WHAT THE TASK ASKS
Please copy all the lines that follow, word for word.
-- start of DATA EXCERPTS --
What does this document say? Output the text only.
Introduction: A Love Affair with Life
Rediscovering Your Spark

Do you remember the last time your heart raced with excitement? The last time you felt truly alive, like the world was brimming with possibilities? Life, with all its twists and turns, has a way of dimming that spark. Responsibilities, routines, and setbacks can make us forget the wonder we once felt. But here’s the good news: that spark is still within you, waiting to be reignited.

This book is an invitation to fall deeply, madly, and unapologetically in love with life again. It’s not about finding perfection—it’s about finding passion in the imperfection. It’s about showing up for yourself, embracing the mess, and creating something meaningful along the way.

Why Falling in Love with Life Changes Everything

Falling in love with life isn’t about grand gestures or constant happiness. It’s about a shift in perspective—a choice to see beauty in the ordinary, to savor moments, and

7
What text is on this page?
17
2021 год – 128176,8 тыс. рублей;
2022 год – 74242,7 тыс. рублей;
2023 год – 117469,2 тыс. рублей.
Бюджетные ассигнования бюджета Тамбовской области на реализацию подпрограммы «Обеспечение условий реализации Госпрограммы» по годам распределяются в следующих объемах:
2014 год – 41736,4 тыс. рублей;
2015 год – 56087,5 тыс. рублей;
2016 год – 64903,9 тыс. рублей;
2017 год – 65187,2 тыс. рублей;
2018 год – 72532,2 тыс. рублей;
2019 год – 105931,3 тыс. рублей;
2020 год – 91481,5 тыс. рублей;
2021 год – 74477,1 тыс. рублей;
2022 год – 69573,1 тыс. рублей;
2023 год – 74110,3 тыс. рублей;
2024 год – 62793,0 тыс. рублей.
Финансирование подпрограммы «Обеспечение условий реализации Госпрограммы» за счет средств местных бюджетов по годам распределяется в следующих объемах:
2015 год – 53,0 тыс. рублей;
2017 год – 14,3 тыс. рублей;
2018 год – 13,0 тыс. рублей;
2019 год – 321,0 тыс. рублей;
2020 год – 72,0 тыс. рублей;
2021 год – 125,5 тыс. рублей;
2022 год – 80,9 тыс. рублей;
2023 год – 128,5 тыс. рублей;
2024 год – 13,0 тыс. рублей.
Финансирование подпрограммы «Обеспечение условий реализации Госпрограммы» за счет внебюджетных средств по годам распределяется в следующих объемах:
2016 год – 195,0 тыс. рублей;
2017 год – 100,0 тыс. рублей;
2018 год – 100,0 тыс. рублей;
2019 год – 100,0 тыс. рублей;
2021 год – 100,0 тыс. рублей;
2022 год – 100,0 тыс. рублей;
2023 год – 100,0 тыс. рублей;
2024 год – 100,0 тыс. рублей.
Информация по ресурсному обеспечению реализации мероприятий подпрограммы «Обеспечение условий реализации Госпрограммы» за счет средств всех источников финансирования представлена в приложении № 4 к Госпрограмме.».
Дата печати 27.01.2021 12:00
-- end of DATA EXCERPTS --
THE COMPLETED TASK
What does this document say? Output the text only.
Introduction: A Love Affair with Life
Rediscovering Your Spark

Do you remember the last time your heart raced with excitement? The last time you felt truly alive, like the world was brimming with possibilities? Life, with all its twists and turns, has a way of dimming that spark. Responsibilities, routines, and setbacks can make us forget the wonder we once felt. But here’s the good news: that spark is still within you, waiting to be reignited.

This book is an invitation to fall deeply, madly, and unapologetically in love with life again. It’s not about finding perfection—it’s about finding passion in the imperfection. It’s about showing up for yourself, embracing the mess, and creating something meaningful along the way.

Why Falling in Love with Life Changes Everything

Falling in love with life isn’t about grand gestures or constant happiness. It’s about a shift in perspective—a choice to see beauty in the ordinary, to savor moments, and

7
What text is on this page?
17
2021 год – 128176,8 тыс. рублей;
2022 год – 74242,7 тыс. рублей;
2023 год – 117469,2 тыс. рублей.
Бюджетные ассигнования бюджета Тамбовской области на реализацию подпрограммы «Обеспечение условий реализации Госпрограммы» по годам распределяются в следующих объемах:
2014 год – 41736,4 тыс. рублей;
2015 год – 56087,5 тыс. рублей;
2016 год – 64903,9 тыс. рублей;
2017 год – 65187,2 тыс. рублей;
2018 год – 72532,2 тыс. рублей;
2019 год – 105931,3 тыс. рублей;
2020 год – 91481,5 тыс. рублей;
2021 год – 74477,1 тыс. рублей;
2022 год – 69573,1 тыс. рублей;
2023 год – 74110,3 тыс. рублей;
2024 год – 62793,0 тыс. рублей.
Финансирование подпрограммы «Обеспечение условий реализации Госпрограммы» за счет средств местных бюджетов по годам распределяется в следующих объемах:
2015 год – 53,0 тыс. рублей;
2017 год – 14,3 тыс. рублей;
2018 год – 13,0 тыс. рублей;
2019 год – 321,0 тыс. рублей;
2020 год – 72,0 тыс. рублей;
2021 год – 125,5 тыс. рублей;
2022 год – 80,9 тыс. рублей;
2023 год – 128,5 тыс. рублей;
2024 год – 13,0 тыс. рублей.
Финансирование подпрограммы «Обеспечение условий реализации Госпрограммы» за счет внебюджетных средств по годам распределяется в следующих объемах:
2016 год – 195,0 тыс. рублей;
2017 год – 100,0 тыс. рублей;
2018 год – 100,0 тыс. рублей;
2019 год – 100,0 тыс. рублей;
2021 год – 100,0 тыс. рублей;
2022 год – 100,0 тыс. рублей;
2023 год – 100,0 тыс. рублей;
2024 год – 100,0 тыс. рублей.
Информация по ресурсному обеспечению реализации мероприятий подпрограммы «Обеспечение условий реализации Госпрограммы» за счет средств всех источников финансирования представлена в приложении № 4 к Госпрограмме.».
Дата печати 27.01.2021 12:00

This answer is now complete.